Print every record below exactly as written.

---- DATA FOR THE TASK

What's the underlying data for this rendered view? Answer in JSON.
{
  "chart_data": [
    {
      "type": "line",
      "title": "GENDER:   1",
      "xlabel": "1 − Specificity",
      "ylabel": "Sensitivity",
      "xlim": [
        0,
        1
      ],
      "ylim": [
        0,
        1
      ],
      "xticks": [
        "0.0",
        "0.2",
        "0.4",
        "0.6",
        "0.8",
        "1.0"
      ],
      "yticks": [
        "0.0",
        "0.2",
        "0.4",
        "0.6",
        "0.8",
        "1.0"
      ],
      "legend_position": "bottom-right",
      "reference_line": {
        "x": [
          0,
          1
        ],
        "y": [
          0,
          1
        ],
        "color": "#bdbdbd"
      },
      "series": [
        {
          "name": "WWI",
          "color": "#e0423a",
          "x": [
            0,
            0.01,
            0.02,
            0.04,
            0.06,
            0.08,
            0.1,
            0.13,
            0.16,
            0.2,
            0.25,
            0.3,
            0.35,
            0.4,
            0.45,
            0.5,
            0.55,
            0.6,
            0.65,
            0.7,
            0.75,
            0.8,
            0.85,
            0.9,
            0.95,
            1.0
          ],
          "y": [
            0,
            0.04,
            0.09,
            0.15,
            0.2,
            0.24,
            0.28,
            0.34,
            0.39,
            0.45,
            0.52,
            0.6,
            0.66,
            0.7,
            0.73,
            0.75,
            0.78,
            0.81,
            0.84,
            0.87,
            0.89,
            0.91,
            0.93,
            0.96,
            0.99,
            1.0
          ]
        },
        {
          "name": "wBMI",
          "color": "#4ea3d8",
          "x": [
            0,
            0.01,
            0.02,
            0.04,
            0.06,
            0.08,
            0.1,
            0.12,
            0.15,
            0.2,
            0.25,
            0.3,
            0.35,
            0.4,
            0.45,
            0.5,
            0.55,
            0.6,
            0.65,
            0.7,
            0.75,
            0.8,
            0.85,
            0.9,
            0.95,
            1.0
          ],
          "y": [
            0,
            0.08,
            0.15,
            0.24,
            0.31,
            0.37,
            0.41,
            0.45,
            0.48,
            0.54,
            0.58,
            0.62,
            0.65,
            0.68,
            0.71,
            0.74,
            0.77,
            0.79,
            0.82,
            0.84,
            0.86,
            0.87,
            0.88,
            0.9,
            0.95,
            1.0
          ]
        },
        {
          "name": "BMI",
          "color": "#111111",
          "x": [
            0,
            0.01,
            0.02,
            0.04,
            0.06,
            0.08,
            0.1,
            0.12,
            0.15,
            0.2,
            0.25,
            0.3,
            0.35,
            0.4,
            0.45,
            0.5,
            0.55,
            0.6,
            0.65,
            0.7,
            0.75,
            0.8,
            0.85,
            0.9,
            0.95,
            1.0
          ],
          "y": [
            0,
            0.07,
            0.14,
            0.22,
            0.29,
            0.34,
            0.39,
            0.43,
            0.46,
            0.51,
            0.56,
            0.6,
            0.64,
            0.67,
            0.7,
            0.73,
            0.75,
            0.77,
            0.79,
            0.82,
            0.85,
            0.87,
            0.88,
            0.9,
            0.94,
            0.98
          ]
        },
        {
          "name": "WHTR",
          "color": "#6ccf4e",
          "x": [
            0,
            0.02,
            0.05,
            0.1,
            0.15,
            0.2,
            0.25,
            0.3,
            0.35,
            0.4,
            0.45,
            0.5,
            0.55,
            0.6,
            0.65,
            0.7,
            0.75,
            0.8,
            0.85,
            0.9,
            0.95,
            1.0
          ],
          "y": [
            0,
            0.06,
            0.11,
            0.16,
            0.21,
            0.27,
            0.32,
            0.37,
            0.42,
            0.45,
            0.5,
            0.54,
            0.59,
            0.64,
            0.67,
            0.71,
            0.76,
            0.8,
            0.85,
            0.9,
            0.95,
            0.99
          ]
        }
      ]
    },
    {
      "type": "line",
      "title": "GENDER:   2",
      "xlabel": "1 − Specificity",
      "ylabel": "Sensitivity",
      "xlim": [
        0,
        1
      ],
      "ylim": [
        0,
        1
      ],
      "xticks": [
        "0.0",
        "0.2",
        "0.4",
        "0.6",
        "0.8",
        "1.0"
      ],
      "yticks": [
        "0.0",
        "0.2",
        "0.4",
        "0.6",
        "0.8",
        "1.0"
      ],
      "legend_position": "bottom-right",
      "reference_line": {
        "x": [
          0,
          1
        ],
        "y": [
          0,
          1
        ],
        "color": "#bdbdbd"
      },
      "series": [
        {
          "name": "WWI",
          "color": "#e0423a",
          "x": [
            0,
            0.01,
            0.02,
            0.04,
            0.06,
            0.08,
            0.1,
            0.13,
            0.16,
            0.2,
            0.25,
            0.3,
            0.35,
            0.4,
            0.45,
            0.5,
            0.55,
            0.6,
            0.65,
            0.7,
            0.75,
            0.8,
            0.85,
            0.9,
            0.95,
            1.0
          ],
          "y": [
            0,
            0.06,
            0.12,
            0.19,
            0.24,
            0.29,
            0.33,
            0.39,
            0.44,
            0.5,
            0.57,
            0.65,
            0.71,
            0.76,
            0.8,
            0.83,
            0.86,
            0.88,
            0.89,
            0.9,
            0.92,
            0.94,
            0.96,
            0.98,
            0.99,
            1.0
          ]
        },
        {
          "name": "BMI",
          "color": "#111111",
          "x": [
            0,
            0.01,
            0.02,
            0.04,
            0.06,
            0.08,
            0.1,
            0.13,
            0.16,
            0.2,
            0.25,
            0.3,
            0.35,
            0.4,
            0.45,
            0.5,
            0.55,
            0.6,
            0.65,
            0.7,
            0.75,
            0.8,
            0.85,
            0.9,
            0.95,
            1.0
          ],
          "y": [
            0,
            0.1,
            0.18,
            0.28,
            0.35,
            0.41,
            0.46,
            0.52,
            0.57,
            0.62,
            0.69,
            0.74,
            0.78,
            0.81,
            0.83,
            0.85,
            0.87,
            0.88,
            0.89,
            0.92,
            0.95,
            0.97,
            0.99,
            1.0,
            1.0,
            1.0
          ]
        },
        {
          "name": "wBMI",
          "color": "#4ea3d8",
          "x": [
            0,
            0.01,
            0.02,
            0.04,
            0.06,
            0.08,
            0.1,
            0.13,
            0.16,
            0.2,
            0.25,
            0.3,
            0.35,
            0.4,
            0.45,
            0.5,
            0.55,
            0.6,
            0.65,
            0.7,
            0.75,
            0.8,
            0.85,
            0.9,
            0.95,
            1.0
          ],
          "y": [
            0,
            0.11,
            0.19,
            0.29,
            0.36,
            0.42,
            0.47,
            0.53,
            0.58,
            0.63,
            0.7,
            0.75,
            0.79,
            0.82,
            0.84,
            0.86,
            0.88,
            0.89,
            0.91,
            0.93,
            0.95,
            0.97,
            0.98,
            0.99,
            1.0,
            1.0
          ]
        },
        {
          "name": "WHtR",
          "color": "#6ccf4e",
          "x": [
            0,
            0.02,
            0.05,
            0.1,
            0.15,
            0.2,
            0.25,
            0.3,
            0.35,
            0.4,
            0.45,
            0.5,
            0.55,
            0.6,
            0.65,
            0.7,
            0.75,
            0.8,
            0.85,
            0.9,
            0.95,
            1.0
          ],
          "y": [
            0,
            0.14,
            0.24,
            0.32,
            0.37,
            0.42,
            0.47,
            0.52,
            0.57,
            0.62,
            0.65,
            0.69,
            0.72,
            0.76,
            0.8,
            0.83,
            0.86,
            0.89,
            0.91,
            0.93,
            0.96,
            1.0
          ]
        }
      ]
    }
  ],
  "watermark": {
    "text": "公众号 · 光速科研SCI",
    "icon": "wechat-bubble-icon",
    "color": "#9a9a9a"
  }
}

--------

_TASK OUTPUT_:
What's the underlying data for this rendered view? Answer in JSON.
{
  "chart_data": [
    {
      "type": "line",
      "title": "GENDER:   1",
      "xlabel": "1 − Specificity",
      "ylabel": "Sensitivity",
      "xlim": [
        0,
        1
      ],
      "ylim": [
        0,
        1
      ],
      "xticks": [
        "0.0",
        "0.2",
        "0.4",
        "0.6",
        "0.8",
        "1.0"
      ],
      "yticks": [
        "0.0",
        "0.2",
        "0.4",
        "0.6",
        "0.8",
        "1.0"
      ],
      "legend_position": "bottom-right",
      "reference_line": {
        "x": [
          0,
          1
        ],
        "y": [
          0,
          1
        ],
        "color": "#bdbdbd"
      },
      "series": [
        {
          "name": "WWI",
          "color": "#e0423a",
          "x": [
            0,
            0.01,
            0.02,
            0.04,
            0.06,
            0.08,
            0.1,
            0.13,
            0.16,
            0.2,
            0.25,
            0.3,
            0.35,
            0.4,
            0.45,
            0.5,
            0.55,
            0.6,
            0.65,
            0.7,
            0.75,
            0.8,
            0.85,
            0.9,
            0.95,
            1.0
          ],
          "y": [
            0,
            0.04,
            0.09,
            0.15,
            0.2,
            0.24,
            0.28,
            0.34,
            0.39,
            0.45,
            0.52,
            0.6,
            0.66,
            0.7,
            0.73,
            0.75,
            0.78,
            0.81,
            0.84,
            0.87,
            0.89,
            0.91,
            0.93,
            0.96,
            0.99,
            1.0
          ]
        },
        {
          "name": "wBMI",
          "color": "#4ea3d8",
          "x": [
            0,
            0.01,
            0.02,
            0.04,
            0.06,
            0.08,
            0.1,
            0.12,
            0.15,
            0.2,
            0.25,
            0.3,
            0.35,
            0.4,
            0.45,
            0.5,
            0.55,
            0.6,
            0.65,
            0.7,
            0.75,
            0.8,
            0.85,
            0.9,
            0.95,
            1.0
          ],
          "y": [
            0,
            0.08,
            0.15,
            0.24,
            0.31,
            0.37,
            0.41,
            0.45,
            0.48,
            0.54,
            0.58,
            0.62,
            0.65,
            0.68,
            0.71,
            0.74,
            0.77,
            0.79,
            0.82,
            0.84,
            0.86,
            0.87,
            0.88,
            0.9,
            0.95,
            1.0
          ]
        },
        {
          "name": "BMI",
          "color": "#111111",
          "x": [
            0,
            0.01,
            0.02,
            0.04,
            0.06,
            0.08,
            0.1,
            0.12,
            0.15,
            0.2,
            0.25,
            0.3,
            0.35,
            0.4,
            0.45,
            0.5,
            0.55,
            0.6,
            0.65,
            0.7,
            0.75,
            0.8,
            0.85,
            0.9,
            0.95,
            1.0
          ],
          "y": [
            0,
            0.07,
            0.14,
            0.22,
            0.29,
            0.34,
            0.39,
            0.43,
            0.46,
            0.51,
            0.56,
            0.6,
            0.64,
            0.67,
            0.7,
            0.73,
            0.75,
            0.77,
            0.79,
            0.82,
            0.85,
            0.87,
            0.88,
            0.9,
            0.94,
            0.98
          ]
        },
        {
          "name": "WHTR",
          "color": "#6ccf4e",
          "x": [
            0,
            0.02,
            0.05,
            0.1,
            0.15,
            0.2,
            0.25,
            0.3,
            0.35,
            0.4,
            0.45,
            0.5,
            0.55,
            0.6,
            0.65,
            0.7,
            0.75,
            0.8,
            0.85,
            0.9,
            0.95,
            1.0
          ],
          "y": [
            0,
            0.06,
            0.11,
            0.16,
            0.21,
            0.27,
            0.32,
            0.37,
            0.42,
            0.45,
            0.5,
            0.54,
            0.59,
            0.64,
            0.67,
            0.71,
            0.76,
            0.8,
            0.85,
            0.9,
            0.95,
            0.99
          ]
        }
      ]
    },
    {
      "type": "line",
      "title": "GENDER:   2",
      "xlabel": "1 − Specificity",
      "ylabel": "Sensitivity",
      "xlim": [
        0,
        1
      ],
      "ylim": [
        0,
        1
      ],
      "xticks": [
        "0.0",
        "0.2",
        "0.4",
        "0.6",
        "0.8",
        "1.0"
      ],
      "yticks": [
        "0.0",
        "0.2",
        "0.4",
        "0.6",
        "0.8",
        "1.0"
      ],
      "legend_position": "bottom-right",
      "reference_line": {
        "x": [
          0,
          1
        ],
        "y": [
          0,
          1
        ],
        "color": "#bdbdbd"
      },
      "series": [
        {
          "name": "WWI",
          "color": "#e0423a",
          "x": [
            0,
            0.01,
            0.02,
            0.04,
            0.06,
            0.08,
            0.1,
            0.13,
            0.16,
            0.2,
            0.25,
            0.3,
            0.35,
            0.4,
            0.45,
            0.5,
            0.55,
            0.6,
            0.65,
            0.7,
            0.75,
            0.8,
            0.85,
            0.9,
            0.95,
            1.0
          ],
          "y": [
            0,
            0.06,
            0.12,
            0.19,
            0.24,
            0.29,
            0.33,
            0.39,
            0.44,
            0.5,
            0.57,
            0.65,
            0.71,
            0.76,
            0.8,
            0.83,
            0.86,
            0.88,
            0.89,
            0.9,
            0.92,
            0.94,
            0.96,
            0.98,
            0.99,
            1.0
          ]
        },
        {
          "name": "BMI",
          "color": "#111111",
          "x": [
            0,
            0.01,
            0.02,
            0.04,
            0.06,
            0.08,
            0.1,
            0.13,
            0.16,
            0.2,
            0.25,
            0.3,
            0.35,
            0.4,
            0.45,
            0.5,
            0.55,
            0.6,
            0.65,
            0.7,
            0.75,
            0.8,
            0.85,
            0.9,
            0.95,
            1.0
          ],
          "y": [
            0,
            0.1,
            0.18,
            0.28,
            0.35,
            0.41,
            0.46,
            0.52,
            0.57,
            0.62,
            0.69,
            0.74,
            0.78,
            0.81,
            0.83,
            0.85,
            0.87,
            0.88,
            0.89,
            0.92,
            0.95,
            0.97,
            0.99,
            1.0,
            1.0,
            1.0
          ]
        },
        {
          "name": "wBMI",
          "color": "#4ea3d8",
          "x": [
            0,
            0.01,
            0.02,
            0.04,
            0.06,
            0.08,
            0.1,
            0.13,
            0.16,
            0.2,
            0.25,
            0.3,
            0.35,
            0.4,
            0.45,
            0.5,
            0.55,
            0.6,
            0.65,
            0.7,
            0.75,
            0.8,
            0.85,
            0.9,
            0.95,
            1.0
          ],
          "y": [
            0,
            0.11,
            0.19,
            0.29,
            0.36,
            0.42,
            0.47,
            0.53,
            0.58,
            0.63,
            0.7,
            0.75,
            0.79,
            0.82,
            0.84,
            0.86,
            0.88,
            0.89,
            0.91,
            0.93,
            0.95,
            0.97,
            0.98,
            0.99,
            1.0,
            1.0
          ]
        },
        {
          "name": "WHtR",
          "color": "#6ccf4e",
          "x": [
            0,
            0.02,
            0.05,
            0.1,
            0.15,
            0.2,
            0.25,
            0.3,
            0.35,
            0.4,
            0.45,
            0.5,
            0.55,
            0.6,
            0.65,
            0.7,
            0.75,
            0.8,
            0.85,
            0.9,
            0.95,
            1.0
          ],
          "y": [
            0,
            0.14,
            0.24,
            0.32,
            0.37,
            0.42,
            0.47,
            0.52,
            0.57,
            0.62,
            0.65,
            0.69,
            0.72,
            0.76,
            0.8,
            0.83,
            0.86,
            0.89,
            0.91,
            0.93,
            0.96,
            1.0
          ]
        }
      ]
    }
  ],
  "watermark": {
    "text": "公众号 · 光速科研SCI",
    "icon": "wechat-bubble-icon",
    "color": "#9a9a9a"
  }
}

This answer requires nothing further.